Collected data
——

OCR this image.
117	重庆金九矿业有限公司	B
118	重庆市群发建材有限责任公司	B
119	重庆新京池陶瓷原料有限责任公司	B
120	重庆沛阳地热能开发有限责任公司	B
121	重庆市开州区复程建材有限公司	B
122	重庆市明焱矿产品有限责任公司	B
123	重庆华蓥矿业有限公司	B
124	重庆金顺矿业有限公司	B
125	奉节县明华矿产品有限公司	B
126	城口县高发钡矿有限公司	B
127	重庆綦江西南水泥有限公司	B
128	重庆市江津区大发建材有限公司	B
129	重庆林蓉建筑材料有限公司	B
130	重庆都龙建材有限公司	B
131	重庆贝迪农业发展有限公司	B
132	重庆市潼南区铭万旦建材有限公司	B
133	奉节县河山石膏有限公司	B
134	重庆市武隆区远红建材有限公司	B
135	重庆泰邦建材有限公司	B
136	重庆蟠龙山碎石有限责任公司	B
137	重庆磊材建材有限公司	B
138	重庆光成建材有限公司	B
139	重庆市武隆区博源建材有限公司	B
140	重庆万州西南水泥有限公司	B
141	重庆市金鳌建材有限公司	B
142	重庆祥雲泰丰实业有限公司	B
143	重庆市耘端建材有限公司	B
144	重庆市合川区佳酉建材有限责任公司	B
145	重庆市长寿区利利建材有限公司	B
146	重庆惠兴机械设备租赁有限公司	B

——

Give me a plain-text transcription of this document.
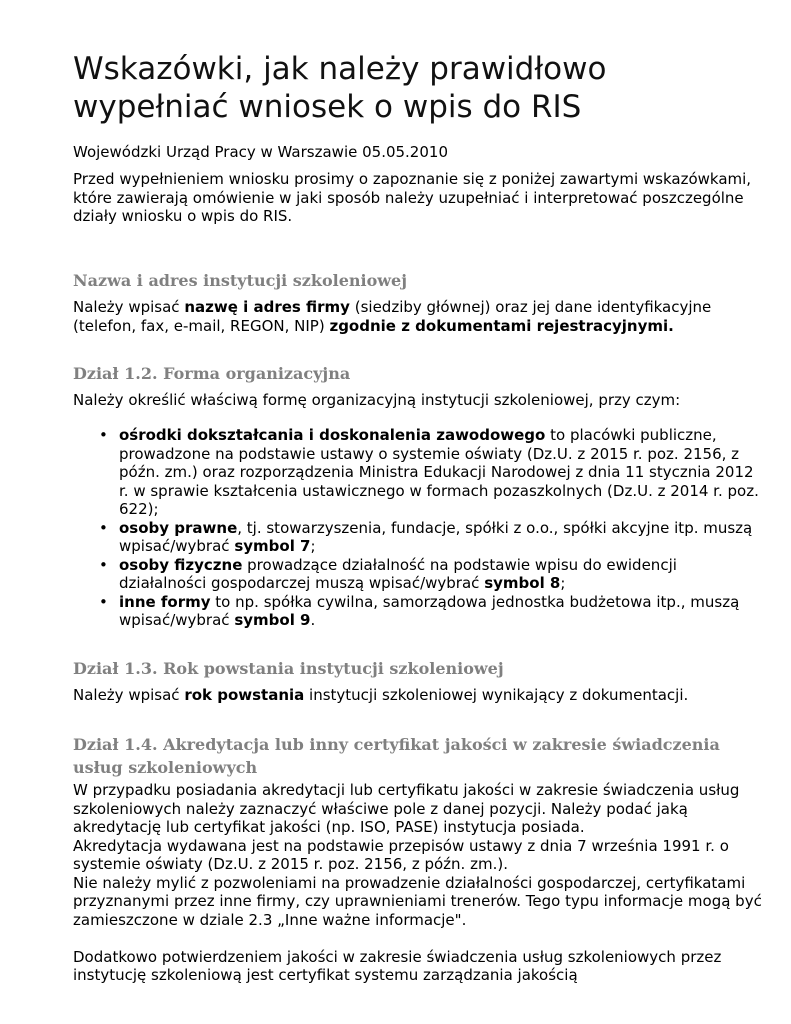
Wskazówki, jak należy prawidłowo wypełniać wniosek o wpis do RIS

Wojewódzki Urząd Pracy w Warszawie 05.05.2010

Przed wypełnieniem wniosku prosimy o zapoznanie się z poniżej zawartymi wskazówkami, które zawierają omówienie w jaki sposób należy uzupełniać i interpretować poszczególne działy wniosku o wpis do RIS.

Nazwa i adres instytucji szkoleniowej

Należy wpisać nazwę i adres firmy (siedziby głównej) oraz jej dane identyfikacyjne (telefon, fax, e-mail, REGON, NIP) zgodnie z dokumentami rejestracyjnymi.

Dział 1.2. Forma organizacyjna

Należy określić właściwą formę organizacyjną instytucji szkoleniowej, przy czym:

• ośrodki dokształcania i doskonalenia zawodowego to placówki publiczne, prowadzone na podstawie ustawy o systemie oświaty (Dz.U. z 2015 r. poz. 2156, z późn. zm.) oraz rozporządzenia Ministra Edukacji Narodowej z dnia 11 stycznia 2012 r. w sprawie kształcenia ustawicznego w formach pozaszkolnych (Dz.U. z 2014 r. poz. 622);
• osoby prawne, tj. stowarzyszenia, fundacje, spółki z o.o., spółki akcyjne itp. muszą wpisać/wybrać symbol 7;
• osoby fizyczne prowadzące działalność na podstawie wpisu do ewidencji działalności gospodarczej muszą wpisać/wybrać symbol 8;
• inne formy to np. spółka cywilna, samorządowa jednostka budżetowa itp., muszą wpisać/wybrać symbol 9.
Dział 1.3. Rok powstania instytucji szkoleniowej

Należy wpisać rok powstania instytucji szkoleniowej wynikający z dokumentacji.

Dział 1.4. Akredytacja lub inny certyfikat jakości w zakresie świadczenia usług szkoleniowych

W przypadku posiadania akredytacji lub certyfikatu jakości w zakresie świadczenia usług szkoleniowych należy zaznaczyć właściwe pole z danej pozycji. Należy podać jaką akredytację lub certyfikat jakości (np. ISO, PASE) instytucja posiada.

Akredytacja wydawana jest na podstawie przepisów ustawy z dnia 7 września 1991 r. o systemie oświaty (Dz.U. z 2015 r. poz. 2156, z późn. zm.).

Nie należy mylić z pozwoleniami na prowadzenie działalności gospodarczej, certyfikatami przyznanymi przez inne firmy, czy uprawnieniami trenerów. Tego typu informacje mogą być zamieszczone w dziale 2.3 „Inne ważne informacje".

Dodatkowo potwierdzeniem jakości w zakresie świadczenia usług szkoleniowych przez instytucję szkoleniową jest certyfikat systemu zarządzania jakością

——

* The problem *
Count the lines in the records above that contain the word "firmy", and reply with only that number.

* Result *
2